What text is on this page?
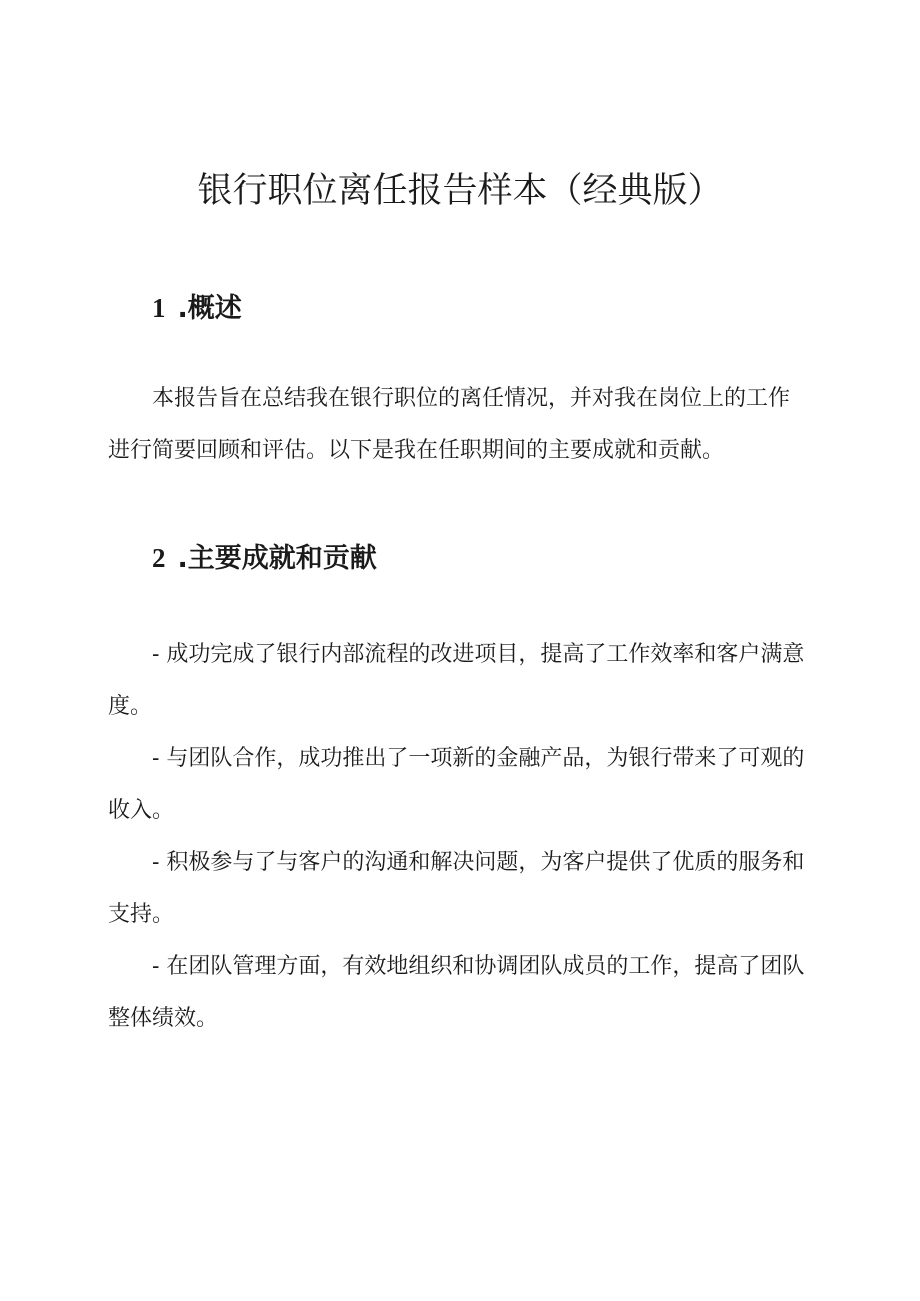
银行职位离任报告样本（经典版）
1 .概述

本报告旨在总结我在银行职位的离任情况，并对我在岗位上的工作进行简要回顾和评估。以下是我在任职期间的主要成就和贡献。

2 .主要成就和贡献
- 成功完成了银行内部流程的改进项目，提高了工作效率和客户满意度。
- 与团队合作，成功推出了一项新的金融产品，为银行带来了可观的收入。
- 积极参与了与客户的沟通和解决问题，为客户提供了优质的服务和支持。
- 在团队管理方面，有效地组织和协调团队成员的工作，提高了团队整体绩效。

^^^^^^^^

* [WHAT IS REQUIRED]
Set down the material exactly, every line of it, except for the pictures.

* [SOLUTION FOR THIS EXERCISE]
What text is on this page?
银行职位离任报告样本（经典版）
1 .概述

本报告旨在总结我在银行职位的离任情况，并对我在岗位上的工作进行简要回顾和评估。以下是我在任职期间的主要成就和贡献。

2 .主要成就和贡献
- 成功完成了银行内部流程的改进项目，提高了工作效率和客户满意度。
- 与团队合作，成功推出了一项新的金融产品，为银行带来了可观的收入。
- 积极参与了与客户的沟通和解决问题，为客户提供了优质的服务和支持。
- 在团队管理方面，有效地组织和协调团队成员的工作，提高了团队整体绩效。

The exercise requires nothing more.